_Directive_: Repeat every line of the listing below exactly, minus the pictures.

"""

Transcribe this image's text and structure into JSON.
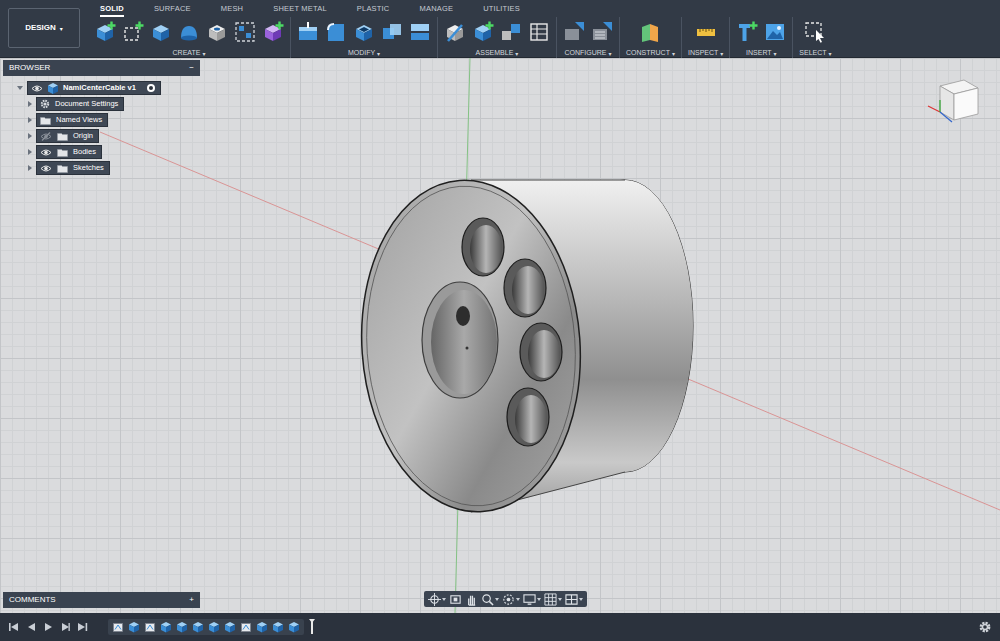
{
  "workspace": {
    "label": "DESIGN",
    "caret": "▾"
  },
  "tabs": [
    {
      "label": "SOLID",
      "selected": true
    },
    {
      "label": "SURFACE",
      "selected": false
    },
    {
      "label": "MESH",
      "selected": false
    },
    {
      "label": "SHEET METAL",
      "selected": false
    },
    {
      "label": "PLASTIC",
      "selected": false
    },
    {
      "label": "MANAGE",
      "selected": false
    },
    {
      "label": "UTILITIES",
      "selected": false
    }
  ],
  "groups": [
    {
      "label": "CREATE",
      "caret": "▾"
    },
    {
      "label": "MODIFY",
      "caret": "▾"
    },
    {
      "label": "ASSEMBLE",
      "caret": "▾"
    },
    {
      "label": "CONFIGURE",
      "caret": "▾"
    },
    {
      "label": "CONSTRUCT",
      "caret": "▾"
    },
    {
      "label": "INSPECT",
      "caret": "▾"
    },
    {
      "label": "INSERT",
      "caret": "▾"
    },
    {
      "label": "SELECT",
      "caret": "▾"
    }
  ],
  "browser": {
    "title": "BROWSER",
    "collapse": "−",
    "items": [
      {
        "label": "NamiCenterCable v1",
        "kind": "root",
        "expanded": true,
        "visible": true,
        "active": true
      },
      {
        "label": "Document Settings",
        "kind": "settings",
        "expanded": false
      },
      {
        "label": "Named Views",
        "kind": "views",
        "expanded": false
      },
      {
        "label": "Origin",
        "kind": "folder",
        "expanded": false,
        "visible": false
      },
      {
        "label": "Bodies",
        "kind": "folder",
        "expanded": false,
        "visible": true
      },
      {
        "label": "Sketches",
        "kind": "folder",
        "expanded": false,
        "visible": true
      }
    ]
  },
  "comments": {
    "title": "COMMENTS",
    "add": "+"
  },
  "timeline": {
    "features": [
      {
        "kind": "sketch"
      },
      {
        "kind": "extrude"
      },
      {
        "kind": "sketch"
      },
      {
        "kind": "extrude"
      },
      {
        "kind": "extrude"
      },
      {
        "kind": "extrude"
      },
      {
        "kind": "extrude"
      },
      {
        "kind": "extrude"
      },
      {
        "kind": "sketch"
      },
      {
        "kind": "extrude"
      },
      {
        "kind": "extrude"
      },
      {
        "kind": "extrude"
      }
    ]
  }
}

"""

_Answer for this exercise_:
Transcribe this image's text and structure into JSON.
{
  "workspace": {
    "label": "DESIGN",
    "caret": "▾"
  },
  "tabs": [
    {
      "label": "SOLID",
      "selected": true
    },
    {
      "label": "SURFACE",
      "selected": false
    },
    {
      "label": "MESH",
      "selected": false
    },
    {
      "label": "SHEET METAL",
      "selected": false
    },
    {
      "label": "PLASTIC",
      "selected": false
    },
    {
      "label": "MANAGE",
      "selected": false
    },
    {
      "label": "UTILITIES",
      "selected": false
    }
  ],
  "groups": [
    {
      "label": "CREATE",
      "caret": "▾"
    },
    {
      "label": "MODIFY",
      "caret": "▾"
    },
    {
      "label": "ASSEMBLE",
      "caret": "▾"
    },
    {
      "label": "CONFIGURE",
      "caret": "▾"
    },
    {
      "label": "CONSTRUCT",
      "caret": "▾"
    },
    {
      "label": "INSPECT",
      "caret": "▾"
    },
    {
      "label": "INSERT",
      "caret": "▾"
    },
    {
      "label": "SELECT",
      "caret": "▾"
    }
  ],
  "browser": {
    "title": "BROWSER",
    "collapse": "−",
    "items": [
      {
        "label": "NamiCenterCable v1",
        "kind": "root",
        "expanded": true,
        "visible": true,
        "active": true
      },
      {
        "label": "Document Settings",
        "kind": "settings",
        "expanded": false
      },
      {
        "label": "Named Views",
        "kind": "views",
        "expanded": false
      },
      {
        "label": "Origin",
        "kind": "folder",
        "expanded": false,
        "visible": false
      },
      {
        "label": "Bodies",
        "kind": "folder",
        "expanded": false,
        "visible": true
      },
      {
        "label": "Sketches",
        "kind": "folder",
        "expanded": false,
        "visible": true
      }
    ]
  },
  "comments": {
    "title": "COMMENTS",
    "add": "+"
  },
  "timeline": {
    "features": [
      {
        "kind": "sketch"
      },
      {
        "kind": "extrude"
      },
      {
        "kind": "sketch"
      },
      {
        "kind": "extrude"
      },
      {
        "kind": "extrude"
      },
      {
        "kind": "extrude"
      },
      {
        "kind": "extrude"
      },
      {
        "kind": "extrude"
      },
      {
        "kind": "sketch"
      },
      {
        "kind": "extrude"
      },
      {
        "kind": "extrude"
      },
      {
        "kind": "extrude"
      }
    ]
  }
}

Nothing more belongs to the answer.